(Items from a data source)
────

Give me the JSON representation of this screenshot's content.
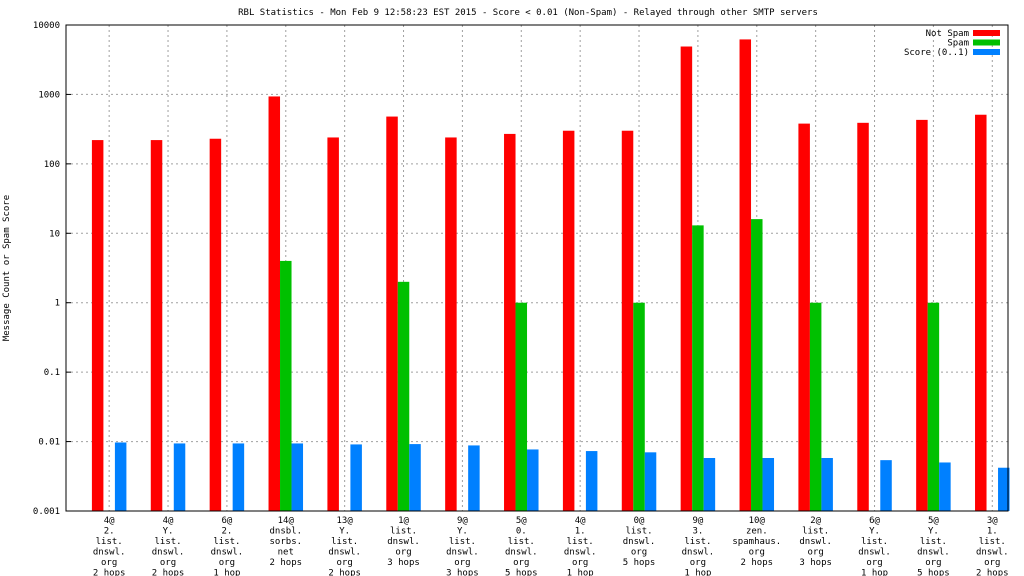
{
  "chart_data": {
    "type": "bar",
    "title": "RBL Statistics - Mon Feb  9 12:58:23 EST 2015 - Score < 0.01 (Non-Spam) - Relayed through other SMTP servers",
    "xlabel": "",
    "ylabel": "Message Count or Spam Score",
    "yscale": "log",
    "ylim": [
      0.001,
      10000
    ],
    "yticks": [
      "0.001",
      "0.01",
      "0.1",
      "1",
      "10",
      "100",
      "1000",
      "10000"
    ],
    "grid": true,
    "legend_position": "top-right",
    "categories": [
      [
        "4@",
        "2.",
        "list.",
        "dnswl.",
        "org",
        "2 hops"
      ],
      [
        "4@",
        "Y.",
        "list.",
        "dnswl.",
        "org",
        "2 hops"
      ],
      [
        "6@",
        "2.",
        "list.",
        "dnswl.",
        "org",
        "1 hop"
      ],
      [
        "14@",
        "dnsbl.",
        "sorbs.",
        "net",
        "2 hops"
      ],
      [
        "13@",
        "Y.",
        "list.",
        "dnswl.",
        "org",
        "2 hops"
      ],
      [
        "1@",
        "list.",
        "dnswl.",
        "org",
        "3 hops"
      ],
      [
        "9@",
        "Y.",
        "list.",
        "dnswl.",
        "org",
        "3 hops"
      ],
      [
        "5@",
        "0.",
        "list.",
        "dnswl.",
        "org",
        "5 hops"
      ],
      [
        "4@",
        "1.",
        "list.",
        "dnswl.",
        "org",
        "1 hop"
      ],
      [
        "0@",
        "list.",
        "dnswl.",
        "org",
        "5 hops"
      ],
      [
        "9@",
        "3.",
        "list.",
        "dnswl.",
        "org",
        "1 hop"
      ],
      [
        "10@",
        "zen.",
        "spamhaus.",
        "org",
        "2 hops"
      ],
      [
        "2@",
        "list.",
        "dnswl.",
        "org",
        "3 hops"
      ],
      [
        "6@",
        "Y.",
        "list.",
        "dnswl.",
        "org",
        "1 hop"
      ],
      [
        "5@",
        "Y.",
        "list.",
        "dnswl.",
        "org",
        "5 hops"
      ],
      [
        "3@",
        "1.",
        "list.",
        "dnswl.",
        "org",
        "2 hops"
      ]
    ],
    "series": [
      {
        "name": "Not Spam",
        "color": "#ff0000",
        "values": [
          220,
          220,
          230,
          935,
          240,
          480,
          240,
          270,
          300,
          300,
          4900,
          6200,
          380,
          390,
          430,
          510
        ]
      },
      {
        "name": "Spam",
        "color": "#00c000",
        "values": [
          0,
          0,
          0,
          4,
          0,
          2,
          0,
          1,
          0,
          1,
          13,
          16,
          1,
          0,
          1,
          0
        ]
      },
      {
        "name": "Score (0..1)",
        "color": "#0080ff",
        "values": [
          0.0097,
          0.0094,
          0.0094,
          0.0094,
          0.0091,
          0.0092,
          0.0088,
          0.0077,
          0.0073,
          0.007,
          0.0058,
          0.0058,
          0.0058,
          0.0054,
          0.005,
          0.0042
        ]
      }
    ]
  }
}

────

### WRITTEN INSTRUCTION
Above are the records; copy every line in them that holds the word "Score".

### ANSWER TO THIS TASK
    "title": "RBL Statistics - Mon Feb  9 12:58:23 EST 2015 - Score < 0.01 (Non-Spam) - Relayed through other SMTP servers",
    "ylabel": "Message Count or Spam Score",
        "name": "Score (0..1)",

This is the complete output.